### Required task
Count the lines in the records below that contain the string "plotly", and give only that number.

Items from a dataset
====
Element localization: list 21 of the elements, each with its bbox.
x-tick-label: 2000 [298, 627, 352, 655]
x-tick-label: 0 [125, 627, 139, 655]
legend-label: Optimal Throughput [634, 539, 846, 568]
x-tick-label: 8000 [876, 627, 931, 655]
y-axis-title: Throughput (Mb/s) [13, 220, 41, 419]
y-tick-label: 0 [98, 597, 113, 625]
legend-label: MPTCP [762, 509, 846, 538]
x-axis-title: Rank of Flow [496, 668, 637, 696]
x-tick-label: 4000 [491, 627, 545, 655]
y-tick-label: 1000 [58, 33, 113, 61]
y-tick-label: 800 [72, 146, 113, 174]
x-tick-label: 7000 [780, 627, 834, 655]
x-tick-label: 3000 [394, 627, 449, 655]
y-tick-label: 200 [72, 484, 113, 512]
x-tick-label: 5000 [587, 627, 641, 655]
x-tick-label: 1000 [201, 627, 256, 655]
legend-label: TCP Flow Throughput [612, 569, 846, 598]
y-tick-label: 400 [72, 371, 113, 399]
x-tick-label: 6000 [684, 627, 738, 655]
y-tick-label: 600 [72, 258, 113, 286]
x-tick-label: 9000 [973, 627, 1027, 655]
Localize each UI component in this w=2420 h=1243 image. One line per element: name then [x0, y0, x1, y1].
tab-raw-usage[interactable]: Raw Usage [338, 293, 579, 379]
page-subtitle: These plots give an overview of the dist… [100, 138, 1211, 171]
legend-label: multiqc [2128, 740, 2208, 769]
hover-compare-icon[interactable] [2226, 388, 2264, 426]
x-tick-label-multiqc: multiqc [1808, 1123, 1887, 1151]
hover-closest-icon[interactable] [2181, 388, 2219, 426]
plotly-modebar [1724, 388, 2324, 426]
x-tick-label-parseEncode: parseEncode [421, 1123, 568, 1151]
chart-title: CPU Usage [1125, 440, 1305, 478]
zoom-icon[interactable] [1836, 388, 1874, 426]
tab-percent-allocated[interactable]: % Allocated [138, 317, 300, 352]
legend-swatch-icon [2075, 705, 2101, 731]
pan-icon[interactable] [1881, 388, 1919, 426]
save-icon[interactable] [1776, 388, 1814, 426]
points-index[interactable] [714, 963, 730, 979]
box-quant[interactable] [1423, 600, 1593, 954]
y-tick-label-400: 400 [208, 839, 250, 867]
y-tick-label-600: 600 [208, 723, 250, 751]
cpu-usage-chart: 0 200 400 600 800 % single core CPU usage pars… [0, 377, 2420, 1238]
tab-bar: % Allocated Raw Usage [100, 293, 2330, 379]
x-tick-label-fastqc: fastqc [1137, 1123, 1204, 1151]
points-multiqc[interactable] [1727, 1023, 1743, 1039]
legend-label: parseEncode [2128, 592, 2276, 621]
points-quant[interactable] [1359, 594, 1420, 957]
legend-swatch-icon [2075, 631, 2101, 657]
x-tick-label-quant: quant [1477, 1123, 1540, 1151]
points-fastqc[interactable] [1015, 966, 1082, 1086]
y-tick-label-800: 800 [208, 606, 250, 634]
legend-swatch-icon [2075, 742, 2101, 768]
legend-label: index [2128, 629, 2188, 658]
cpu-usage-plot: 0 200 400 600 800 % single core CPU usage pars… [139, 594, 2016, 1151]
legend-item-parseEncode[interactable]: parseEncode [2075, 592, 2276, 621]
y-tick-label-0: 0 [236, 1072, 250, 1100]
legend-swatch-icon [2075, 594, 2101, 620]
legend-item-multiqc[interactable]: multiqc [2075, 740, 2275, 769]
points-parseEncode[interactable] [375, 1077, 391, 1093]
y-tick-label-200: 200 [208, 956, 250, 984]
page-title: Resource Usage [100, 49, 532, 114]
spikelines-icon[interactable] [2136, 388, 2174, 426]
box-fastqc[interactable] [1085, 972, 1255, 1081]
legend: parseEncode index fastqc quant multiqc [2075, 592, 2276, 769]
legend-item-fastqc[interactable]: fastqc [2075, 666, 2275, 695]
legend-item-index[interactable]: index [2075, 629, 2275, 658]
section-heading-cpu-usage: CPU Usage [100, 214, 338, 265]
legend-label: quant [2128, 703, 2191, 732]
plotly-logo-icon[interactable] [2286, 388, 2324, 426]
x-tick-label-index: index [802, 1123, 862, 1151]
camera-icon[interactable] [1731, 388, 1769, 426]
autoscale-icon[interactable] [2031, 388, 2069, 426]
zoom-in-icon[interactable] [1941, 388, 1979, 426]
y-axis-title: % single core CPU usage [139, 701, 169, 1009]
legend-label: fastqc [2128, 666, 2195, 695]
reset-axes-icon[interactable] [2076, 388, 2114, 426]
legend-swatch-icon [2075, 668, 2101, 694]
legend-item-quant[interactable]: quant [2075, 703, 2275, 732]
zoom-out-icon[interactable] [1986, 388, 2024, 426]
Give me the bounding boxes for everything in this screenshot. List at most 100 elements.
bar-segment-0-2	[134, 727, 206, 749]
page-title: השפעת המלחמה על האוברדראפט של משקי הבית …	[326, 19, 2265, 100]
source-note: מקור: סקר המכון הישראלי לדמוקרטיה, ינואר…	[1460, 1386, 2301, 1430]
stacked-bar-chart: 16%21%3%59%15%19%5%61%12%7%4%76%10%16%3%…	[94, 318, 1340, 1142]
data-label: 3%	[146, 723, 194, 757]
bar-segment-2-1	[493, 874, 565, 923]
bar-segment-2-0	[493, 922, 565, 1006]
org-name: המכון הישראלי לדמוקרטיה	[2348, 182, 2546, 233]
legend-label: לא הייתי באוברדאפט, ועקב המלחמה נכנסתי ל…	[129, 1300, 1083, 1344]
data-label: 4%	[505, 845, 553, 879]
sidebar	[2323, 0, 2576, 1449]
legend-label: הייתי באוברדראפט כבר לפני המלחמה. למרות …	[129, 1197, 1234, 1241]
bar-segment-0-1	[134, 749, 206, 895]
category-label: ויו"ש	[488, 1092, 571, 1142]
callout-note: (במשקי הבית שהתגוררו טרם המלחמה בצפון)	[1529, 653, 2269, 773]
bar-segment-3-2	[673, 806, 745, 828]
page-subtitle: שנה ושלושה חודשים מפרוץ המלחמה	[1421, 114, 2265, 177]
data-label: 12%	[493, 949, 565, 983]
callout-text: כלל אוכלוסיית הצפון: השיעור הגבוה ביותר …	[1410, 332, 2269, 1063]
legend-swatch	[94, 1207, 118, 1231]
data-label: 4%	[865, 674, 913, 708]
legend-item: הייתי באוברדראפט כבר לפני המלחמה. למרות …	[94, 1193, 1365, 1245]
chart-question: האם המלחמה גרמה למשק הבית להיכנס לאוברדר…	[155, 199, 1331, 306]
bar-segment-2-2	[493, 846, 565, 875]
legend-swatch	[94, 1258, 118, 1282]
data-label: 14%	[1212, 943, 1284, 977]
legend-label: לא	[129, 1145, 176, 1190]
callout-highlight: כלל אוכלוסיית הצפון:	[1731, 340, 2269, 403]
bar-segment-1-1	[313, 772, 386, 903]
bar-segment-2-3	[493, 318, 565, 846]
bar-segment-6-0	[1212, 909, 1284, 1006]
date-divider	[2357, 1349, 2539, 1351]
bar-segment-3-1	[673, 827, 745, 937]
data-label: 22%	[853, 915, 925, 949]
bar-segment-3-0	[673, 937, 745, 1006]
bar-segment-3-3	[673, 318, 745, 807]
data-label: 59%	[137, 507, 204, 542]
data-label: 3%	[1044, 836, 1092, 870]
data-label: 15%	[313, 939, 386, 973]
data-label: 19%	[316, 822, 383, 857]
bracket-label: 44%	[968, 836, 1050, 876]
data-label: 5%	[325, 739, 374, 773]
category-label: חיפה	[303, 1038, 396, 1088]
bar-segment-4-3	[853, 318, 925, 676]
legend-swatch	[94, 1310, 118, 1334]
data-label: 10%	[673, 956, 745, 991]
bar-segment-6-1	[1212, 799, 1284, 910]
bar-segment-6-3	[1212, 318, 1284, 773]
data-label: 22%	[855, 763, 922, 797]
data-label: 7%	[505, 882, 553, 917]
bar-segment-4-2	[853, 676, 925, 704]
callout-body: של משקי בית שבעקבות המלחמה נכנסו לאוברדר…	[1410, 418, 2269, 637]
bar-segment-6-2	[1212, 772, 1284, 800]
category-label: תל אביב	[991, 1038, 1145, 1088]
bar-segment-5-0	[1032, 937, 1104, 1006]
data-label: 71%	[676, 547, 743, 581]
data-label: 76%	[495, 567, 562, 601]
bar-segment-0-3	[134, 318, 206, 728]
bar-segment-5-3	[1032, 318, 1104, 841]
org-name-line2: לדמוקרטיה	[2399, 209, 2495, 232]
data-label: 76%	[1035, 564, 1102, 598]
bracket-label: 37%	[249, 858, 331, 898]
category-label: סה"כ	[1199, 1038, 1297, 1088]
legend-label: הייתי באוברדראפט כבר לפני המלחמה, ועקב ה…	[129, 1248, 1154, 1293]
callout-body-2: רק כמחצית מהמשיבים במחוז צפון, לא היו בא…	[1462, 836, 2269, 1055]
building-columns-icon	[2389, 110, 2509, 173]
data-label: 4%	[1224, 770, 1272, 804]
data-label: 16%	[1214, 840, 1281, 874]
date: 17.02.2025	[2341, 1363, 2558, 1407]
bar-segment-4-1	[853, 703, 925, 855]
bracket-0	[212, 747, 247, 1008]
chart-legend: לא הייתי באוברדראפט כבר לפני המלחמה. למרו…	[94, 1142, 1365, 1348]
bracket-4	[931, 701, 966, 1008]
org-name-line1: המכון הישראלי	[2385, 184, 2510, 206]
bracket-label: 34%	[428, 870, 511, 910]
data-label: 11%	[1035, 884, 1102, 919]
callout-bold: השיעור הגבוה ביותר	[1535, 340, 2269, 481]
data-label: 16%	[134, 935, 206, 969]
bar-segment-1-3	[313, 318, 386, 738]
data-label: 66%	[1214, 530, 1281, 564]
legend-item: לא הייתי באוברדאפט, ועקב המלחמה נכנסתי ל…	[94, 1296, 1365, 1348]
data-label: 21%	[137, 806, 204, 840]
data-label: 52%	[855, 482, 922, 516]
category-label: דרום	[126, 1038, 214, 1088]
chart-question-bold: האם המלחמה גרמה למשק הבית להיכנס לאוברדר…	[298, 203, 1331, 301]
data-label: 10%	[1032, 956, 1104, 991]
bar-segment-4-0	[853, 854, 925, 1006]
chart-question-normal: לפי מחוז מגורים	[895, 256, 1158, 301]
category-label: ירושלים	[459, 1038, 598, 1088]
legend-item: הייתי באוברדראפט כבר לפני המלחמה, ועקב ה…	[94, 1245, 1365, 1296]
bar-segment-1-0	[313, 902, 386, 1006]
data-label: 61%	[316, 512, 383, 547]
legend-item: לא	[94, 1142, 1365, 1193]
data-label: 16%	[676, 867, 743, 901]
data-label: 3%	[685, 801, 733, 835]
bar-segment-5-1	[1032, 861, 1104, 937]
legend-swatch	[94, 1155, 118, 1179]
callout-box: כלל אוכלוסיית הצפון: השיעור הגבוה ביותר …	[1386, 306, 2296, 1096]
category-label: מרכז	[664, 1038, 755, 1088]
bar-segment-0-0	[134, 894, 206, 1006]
====
### Final result
2